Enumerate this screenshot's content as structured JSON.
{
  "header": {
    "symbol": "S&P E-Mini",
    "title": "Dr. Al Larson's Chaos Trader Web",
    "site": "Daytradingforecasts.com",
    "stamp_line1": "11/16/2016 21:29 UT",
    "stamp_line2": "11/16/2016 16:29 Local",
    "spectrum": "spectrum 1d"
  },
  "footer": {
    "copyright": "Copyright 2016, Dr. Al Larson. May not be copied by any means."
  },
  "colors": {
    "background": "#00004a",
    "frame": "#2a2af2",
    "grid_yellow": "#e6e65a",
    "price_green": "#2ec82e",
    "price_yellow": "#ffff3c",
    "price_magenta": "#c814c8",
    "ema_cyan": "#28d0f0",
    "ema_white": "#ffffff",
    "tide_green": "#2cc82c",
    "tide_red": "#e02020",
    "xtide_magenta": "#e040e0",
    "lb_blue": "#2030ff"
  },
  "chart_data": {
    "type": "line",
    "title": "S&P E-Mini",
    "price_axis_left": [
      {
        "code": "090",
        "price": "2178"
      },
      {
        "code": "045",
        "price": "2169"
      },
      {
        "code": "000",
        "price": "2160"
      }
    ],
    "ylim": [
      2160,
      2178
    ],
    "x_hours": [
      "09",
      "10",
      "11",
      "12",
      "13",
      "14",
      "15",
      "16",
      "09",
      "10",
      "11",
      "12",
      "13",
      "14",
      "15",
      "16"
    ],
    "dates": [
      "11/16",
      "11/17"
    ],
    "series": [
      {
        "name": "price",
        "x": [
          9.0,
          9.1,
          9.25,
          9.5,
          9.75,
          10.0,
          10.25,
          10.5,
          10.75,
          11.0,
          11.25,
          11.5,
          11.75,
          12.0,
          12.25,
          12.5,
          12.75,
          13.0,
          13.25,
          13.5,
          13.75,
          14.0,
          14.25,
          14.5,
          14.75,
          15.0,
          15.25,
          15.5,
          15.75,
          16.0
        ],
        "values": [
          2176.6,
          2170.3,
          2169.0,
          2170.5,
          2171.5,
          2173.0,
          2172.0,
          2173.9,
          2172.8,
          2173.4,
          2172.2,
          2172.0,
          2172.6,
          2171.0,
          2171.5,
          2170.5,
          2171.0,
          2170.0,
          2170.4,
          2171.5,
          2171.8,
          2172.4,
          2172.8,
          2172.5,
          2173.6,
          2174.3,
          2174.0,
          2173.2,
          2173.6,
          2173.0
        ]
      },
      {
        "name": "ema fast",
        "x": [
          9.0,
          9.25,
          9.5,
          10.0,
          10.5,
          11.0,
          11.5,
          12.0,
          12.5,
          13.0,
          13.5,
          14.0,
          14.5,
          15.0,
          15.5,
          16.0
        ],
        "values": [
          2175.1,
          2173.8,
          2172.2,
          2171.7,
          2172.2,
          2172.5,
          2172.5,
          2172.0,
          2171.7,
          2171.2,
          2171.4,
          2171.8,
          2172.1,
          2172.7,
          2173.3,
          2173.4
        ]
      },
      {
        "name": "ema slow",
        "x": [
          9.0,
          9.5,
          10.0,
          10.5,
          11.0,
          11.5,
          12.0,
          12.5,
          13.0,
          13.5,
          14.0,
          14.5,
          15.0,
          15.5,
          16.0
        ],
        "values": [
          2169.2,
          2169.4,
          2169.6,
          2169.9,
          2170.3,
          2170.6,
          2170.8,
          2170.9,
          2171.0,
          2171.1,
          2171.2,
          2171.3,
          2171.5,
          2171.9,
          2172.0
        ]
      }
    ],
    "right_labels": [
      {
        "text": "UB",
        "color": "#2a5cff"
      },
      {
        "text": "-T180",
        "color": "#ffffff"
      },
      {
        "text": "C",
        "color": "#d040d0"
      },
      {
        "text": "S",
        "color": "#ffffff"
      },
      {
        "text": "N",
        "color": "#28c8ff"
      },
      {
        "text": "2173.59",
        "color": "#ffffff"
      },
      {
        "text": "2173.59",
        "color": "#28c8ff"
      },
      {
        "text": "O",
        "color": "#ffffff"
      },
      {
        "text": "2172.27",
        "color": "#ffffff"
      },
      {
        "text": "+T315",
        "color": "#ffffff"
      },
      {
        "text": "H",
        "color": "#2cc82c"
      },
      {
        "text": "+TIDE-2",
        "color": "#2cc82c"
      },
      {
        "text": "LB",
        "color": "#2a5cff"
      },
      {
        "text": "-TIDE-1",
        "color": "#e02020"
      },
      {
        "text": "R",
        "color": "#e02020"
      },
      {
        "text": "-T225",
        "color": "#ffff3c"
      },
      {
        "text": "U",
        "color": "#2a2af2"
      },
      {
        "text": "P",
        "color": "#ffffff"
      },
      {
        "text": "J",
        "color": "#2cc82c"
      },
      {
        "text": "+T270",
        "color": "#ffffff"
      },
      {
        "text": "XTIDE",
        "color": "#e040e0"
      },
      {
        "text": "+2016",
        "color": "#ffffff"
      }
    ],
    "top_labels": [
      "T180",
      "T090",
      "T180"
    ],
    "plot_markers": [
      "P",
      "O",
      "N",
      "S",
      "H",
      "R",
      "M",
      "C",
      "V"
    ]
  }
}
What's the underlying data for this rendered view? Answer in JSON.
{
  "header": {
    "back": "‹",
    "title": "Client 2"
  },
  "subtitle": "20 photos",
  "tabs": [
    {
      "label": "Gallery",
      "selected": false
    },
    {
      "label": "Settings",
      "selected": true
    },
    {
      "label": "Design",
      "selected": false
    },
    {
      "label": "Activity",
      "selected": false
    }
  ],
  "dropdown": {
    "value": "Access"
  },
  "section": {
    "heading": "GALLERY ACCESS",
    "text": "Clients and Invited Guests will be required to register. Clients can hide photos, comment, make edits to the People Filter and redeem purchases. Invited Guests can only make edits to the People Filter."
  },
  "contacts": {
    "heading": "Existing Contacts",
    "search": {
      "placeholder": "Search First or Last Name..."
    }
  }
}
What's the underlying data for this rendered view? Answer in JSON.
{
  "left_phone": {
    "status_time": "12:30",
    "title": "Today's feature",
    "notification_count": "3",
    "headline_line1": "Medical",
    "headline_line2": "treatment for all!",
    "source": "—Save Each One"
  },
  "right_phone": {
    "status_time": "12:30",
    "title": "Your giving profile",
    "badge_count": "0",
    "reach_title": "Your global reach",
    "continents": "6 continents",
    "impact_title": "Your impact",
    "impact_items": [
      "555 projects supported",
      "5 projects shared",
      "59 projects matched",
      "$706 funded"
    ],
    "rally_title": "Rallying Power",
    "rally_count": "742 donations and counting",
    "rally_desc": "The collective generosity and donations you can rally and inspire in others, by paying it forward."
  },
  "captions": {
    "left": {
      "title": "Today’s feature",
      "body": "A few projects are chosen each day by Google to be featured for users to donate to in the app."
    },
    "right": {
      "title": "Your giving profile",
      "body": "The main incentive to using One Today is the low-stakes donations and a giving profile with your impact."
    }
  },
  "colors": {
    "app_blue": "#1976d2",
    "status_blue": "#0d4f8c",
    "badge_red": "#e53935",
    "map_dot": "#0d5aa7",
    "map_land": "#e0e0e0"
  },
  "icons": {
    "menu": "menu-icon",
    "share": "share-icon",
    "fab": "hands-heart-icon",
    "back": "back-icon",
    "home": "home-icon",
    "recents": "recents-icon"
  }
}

+++++

Write out every record verbatim.

### THE ANSWER:
Enumerate this screenshot's content as structured JSON.
{
  "header": {
    "symbol": "S&P E-Mini",
    "title": "Dr. Al Larson's Chaos Trader Web",
    "site": "Daytradingforecasts.com",
    "stamp_line1": "11/16/2016 21:29 UT",
    "stamp_line2": "11/16/2016 16:29 Local",
    "spectrum": "spectrum 1d"
  },
  "footer": {
    "copyright": "Copyright 2016, Dr. Al Larson. May not be copied by any means."
  },
  "colors": {
    "background": "#00004a",
    "frame": "#2a2af2",
    "grid_yellow": "#e6e65a",
    "price_green": "#2ec82e",
    "price_yellow": "#ffff3c",
    "price_magenta": "#c814c8",
    "ema_cyan": "#28d0f0",
    "ema_white": "#ffffff",
    "tide_green": "#2cc82c",
    "tide_red": "#e02020",
    "xtide_magenta": "#e040e0",
    "lb_blue": "#2030ff"
  },
  "chart_data": {
    "type": "line",
    "title": "S&P E-Mini",
    "price_axis_left": [
      {
        "code": "090",
        "price": "2178"
      },
      {
        "code": "045",
        "price": "2169"
      },
      {
        "code": "000",
        "price": "2160"
      }
    ],
    "ylim": [
      2160,
      2178
    ],
    "x_hours": [
      "09",
      "10",
      "11",
      "12",
      "13",
      "14",
      "15",
      "16",
      "09",
      "10",
      "11",
      "12",
      "13",
      "14",
      "15",
      "16"
    ],
    "dates": [
      "11/16",
      "11/17"
    ],
    "series": [
      {
        "name": "price",
        "x": [
          9.0,
          9.1,
          9.25,
          9.5,
          9.75,
          10.0,
          10.25,
          10.5,
          10.75,
          11.0,
          11.25,
          11.5,
          11.75,
          12.0,
          12.25,
          12.5,
          12.75,
          13.0,
          13.25,
          13.5,
          13.75,
          14.0,
          14.25,
          14.5,
          14.75,
          15.0,
          15.25,
          15.5,
          15.75,
          16.0
        ],
        "values": [
          2176.6,
          2170.3,
          2169.0,
          2170.5,
          2171.5,
          2173.0,
          2172.0,
          2173.9,
          2172.8,
          2173.4,
          2172.2,
          2172.0,
          2172.6,
          2171.0,
          2171.5,
          2170.5,
          2171.0,
          2170.0,
          2170.4,
          2171.5,
          2171.8,
          2172.4,
          2172.8,
          2172.5,
          2173.6,
          2174.3,
          2174.0,
          2173.2,
          2173.6,
          2173.0
        ]
      },
      {
        "name": "ema fast",
        "x": [
          9.0,
          9.25,
          9.5,
          10.0,
          10.5,
          11.0,
          11.5,
          12.0,
          12.5,
          13.0,
          13.5,
          14.0,
          14.5,
          15.0,
          15.5,
          16.0
        ],
        "values": [
          2175.1,
          2173.8,
          2172.2,
          2171.7,
          2172.2,
          2172.5,
          2172.5,
          2172.0,
          2171.7,
          2171.2,
          2171.4,
          2171.8,
          2172.1,
          2172.7,
          2173.3,
          2173.4
        ]
      },
      {
        "name": "ema slow",
        "x": [
          9.0,
          9.5,
          10.0,
          10.5,
          11.0,
          11.5,
          12.0,
          12.5,
          13.0,
          13.5,
          14.0,
          14.5,
          15.0,
          15.5,
          16.0
        ],
        "values": [
          2169.2,
          2169.4,
          2169.6,
          2169.9,
          2170.3,
          2170.6,
          2170.8,
          2170.9,
          2171.0,
          2171.1,
          2171.2,
          2171.3,
          2171.5,
          2171.9,
          2172.0
        ]
      }
    ],
    "right_labels": [
      {
        "text": "UB",
        "color": "#2a5cff"
      },
      {
        "text": "-T180",
        "color": "#ffffff"
      },
      {
        "text": "C",
        "color": "#d040d0"
      },
      {
        "text": "S",
        "color": "#ffffff"
      },
      {
        "text": "N",
        "color": "#28c8ff"
      },
      {
        "text": "2173.59",
        "color": "#ffffff"
      },
      {
        "text": "2173.59",
        "color": "#28c8ff"
      },
      {
        "text": "O",
        "color": "#ffffff"
      },
      {
        "text": "2172.27",
        "color": "#ffffff"
      },
      {
        "text": "+T315",
        "color": "#ffffff"
      },
      {
        "text": "H",
        "color": "#2cc82c"
      },
      {
        "text": "+TIDE-2",
        "color": "#2cc82c"
      },
      {
        "text": "LB",
        "color": "#2a5cff"
      },
      {
        "text": "-TIDE-1",
        "color": "#e02020"
      },
      {
        "text": "R",
        "color": "#e02020"
      },
      {
        "text": "-T225",
        "color": "#ffff3c"
      },
      {
        "text": "U",
        "color": "#2a2af2"
      },
      {
        "text": "P",
        "color": "#ffffff"
      },
      {
        "text": "J",
        "color": "#2cc82c"
      },
      {
        "text": "+T270",
        "color": "#ffffff"
      },
      {
        "text": "XTIDE",
        "color": "#e040e0"
      },
      {
        "text": "+2016",
        "color": "#ffffff"
      }
    ],
    "top_labels": [
      "T180",
      "T090",
      "T180"
    ],
    "plot_markers": [
      "P",
      "O",
      "N",
      "S",
      "H",
      "R",
      "M",
      "C",
      "V"
    ]
  }
}
What's the underlying data for this rendered view? Answer in JSON.
{
  "header": {
    "back": "‹",
    "title": "Client 2"
  },
  "subtitle": "20 photos",
  "tabs": [
    {
      "label": "Gallery",
      "selected": false
    },
    {
      "label": "Settings",
      "selected": true
    },
    {
      "label": "Design",
      "selected": false
    },
    {
      "label": "Activity",
      "selected": false
    }
  ],
  "dropdown": {
    "value": "Access"
  },
  "section": {
    "heading": "GALLERY ACCESS",
    "text": "Clients and Invited Guests will be required to register. Clients can hide photos, comment, make edits to the People Filter and redeem purchases. Invited Guests can only make edits to the People Filter."
  },
  "contacts": {
    "heading": "Existing Contacts",
    "search": {
      "placeholder": "Search First or Last Name..."
    }
  }
}
What's the underlying data for this rendered view? Answer in JSON.
{
  "left_phone": {
    "status_time": "12:30",
    "title": "Today's feature",
    "notification_count": "3",
    "headline_line1": "Medical",
    "headline_line2": "treatment for all!",
    "source": "—Save Each One"
  },
  "right_phone": {
    "status_time": "12:30",
    "title": "Your giving profile",
    "badge_count": "0",
    "reach_title": "Your global reach",
    "continents": "6 continents",
    "impact_title": "Your impact",
    "impact_items": [
      "555 projects supported",
      "5 projects shared",
      "59 projects matched",
      "$706 funded"
    ],
    "rally_title": "Rallying Power",
    "rally_count": "742 donations and counting",
    "rally_desc": "The collective generosity and donations you can rally and inspire in others, by paying it forward."
  },
  "captions": {
    "left": {
      "title": "Today’s feature",
      "body": "A few projects are chosen each day by Google to be featured for users to donate to in the app."
    },
    "right": {
      "title": "Your giving profile",
      "body": "The main incentive to using One Today is the low-stakes donations and a giving profile with your impact."
    }
  },
  "colors": {
    "app_blue": "#1976d2",
    "status_blue": "#0d4f8c",
    "badge_red": "#e53935",
    "map_dot": "#0d5aa7",
    "map_land": "#e0e0e0"
  },
  "icons": {
    "menu": "menu-icon",
    "share": "share-icon",
    "fab": "hands-heart-icon",
    "back": "back-icon",
    "home": "home-icon",
    "recents": "recents-icon"
  }
}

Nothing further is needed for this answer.